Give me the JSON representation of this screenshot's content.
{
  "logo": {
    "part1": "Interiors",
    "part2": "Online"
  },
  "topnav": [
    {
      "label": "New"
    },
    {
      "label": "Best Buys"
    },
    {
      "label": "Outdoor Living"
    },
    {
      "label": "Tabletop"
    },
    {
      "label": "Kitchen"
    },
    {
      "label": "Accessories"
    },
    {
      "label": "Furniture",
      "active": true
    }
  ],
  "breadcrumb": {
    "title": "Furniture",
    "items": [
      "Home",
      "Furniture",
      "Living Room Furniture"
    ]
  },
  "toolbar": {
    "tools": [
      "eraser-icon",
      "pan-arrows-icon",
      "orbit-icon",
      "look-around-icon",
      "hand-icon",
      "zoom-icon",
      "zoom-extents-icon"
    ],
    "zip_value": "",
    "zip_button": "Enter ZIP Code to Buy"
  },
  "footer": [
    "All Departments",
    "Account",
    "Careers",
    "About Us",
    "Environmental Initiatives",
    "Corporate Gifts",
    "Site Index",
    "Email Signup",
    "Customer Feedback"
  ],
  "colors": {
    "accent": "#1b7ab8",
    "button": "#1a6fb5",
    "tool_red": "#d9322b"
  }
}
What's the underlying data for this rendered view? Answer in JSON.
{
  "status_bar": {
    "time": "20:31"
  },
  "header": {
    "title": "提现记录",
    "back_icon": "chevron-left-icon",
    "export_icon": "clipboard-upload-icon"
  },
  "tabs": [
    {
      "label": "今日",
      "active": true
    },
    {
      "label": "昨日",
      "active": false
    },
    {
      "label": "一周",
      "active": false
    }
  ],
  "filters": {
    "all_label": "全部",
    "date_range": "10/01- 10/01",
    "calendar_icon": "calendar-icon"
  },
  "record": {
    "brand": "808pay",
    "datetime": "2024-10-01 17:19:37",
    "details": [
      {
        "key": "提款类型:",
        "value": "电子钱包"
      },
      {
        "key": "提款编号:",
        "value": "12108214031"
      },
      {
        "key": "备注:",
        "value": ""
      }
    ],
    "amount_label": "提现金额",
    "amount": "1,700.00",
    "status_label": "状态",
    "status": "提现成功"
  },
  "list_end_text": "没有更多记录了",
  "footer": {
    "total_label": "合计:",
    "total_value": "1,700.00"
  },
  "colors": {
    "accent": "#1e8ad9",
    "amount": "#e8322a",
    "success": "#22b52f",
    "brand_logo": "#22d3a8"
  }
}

WRITTEN INSTRUCTION — Would you reproduce the material above in full, exactly as given?

COMPLETE ANSWER —
Give me the JSON representation of this screenshot's content.
{
  "logo": {
    "part1": "Interiors",
    "part2": "Online"
  },
  "topnav": [
    {
      "label": "New"
    },
    {
      "label": "Best Buys"
    },
    {
      "label": "Outdoor Living"
    },
    {
      "label": "Tabletop"
    },
    {
      "label": "Kitchen"
    },
    {
      "label": "Accessories"
    },
    {
      "label": "Furniture",
      "active": true
    }
  ],
  "breadcrumb": {
    "title": "Furniture",
    "items": [
      "Home",
      "Furniture",
      "Living Room Furniture"
    ]
  },
  "toolbar": {
    "tools": [
      "eraser-icon",
      "pan-arrows-icon",
      "orbit-icon",
      "look-around-icon",
      "hand-icon",
      "zoom-icon",
      "zoom-extents-icon"
    ],
    "zip_value": "",
    "zip_button": "Enter ZIP Code to Buy"
  },
  "footer": [
    "All Departments",
    "Account",
    "Careers",
    "About Us",
    "Environmental Initiatives",
    "Corporate Gifts",
    "Site Index",
    "Email Signup",
    "Customer Feedback"
  ],
  "colors": {
    "accent": "#1b7ab8",
    "button": "#1a6fb5",
    "tool_red": "#d9322b"
  }
}
What's the underlying data for this rendered view? Answer in JSON.
{
  "status_bar": {
    "time": "20:31"
  },
  "header": {
    "title": "提现记录",
    "back_icon": "chevron-left-icon",
    "export_icon": "clipboard-upload-icon"
  },
  "tabs": [
    {
      "label": "今日",
      "active": true
    },
    {
      "label": "昨日",
      "active": false
    },
    {
      "label": "一周",
      "active": false
    }
  ],
  "filters": {
    "all_label": "全部",
    "date_range": "10/01- 10/01",
    "calendar_icon": "calendar-icon"
  },
  "record": {
    "brand": "808pay",
    "datetime": "2024-10-01 17:19:37",
    "details": [
      {
        "key": "提款类型:",
        "value": "电子钱包"
      },
      {
        "key": "提款编号:",
        "value": "12108214031"
      },
      {
        "key": "备注:",
        "value": ""
      }
    ],
    "amount_label": "提现金额",
    "amount": "1,700.00",
    "status_label": "状态",
    "status": "提现成功"
  },
  "list_end_text": "没有更多记录了",
  "footer": {
    "total_label": "合计:",
    "total_value": "1,700.00"
  },
  "colors": {
    "accent": "#1e8ad9",
    "amount": "#e8322a",
    "success": "#22b52f",
    "brand_logo": "#22d3a8"
  }
}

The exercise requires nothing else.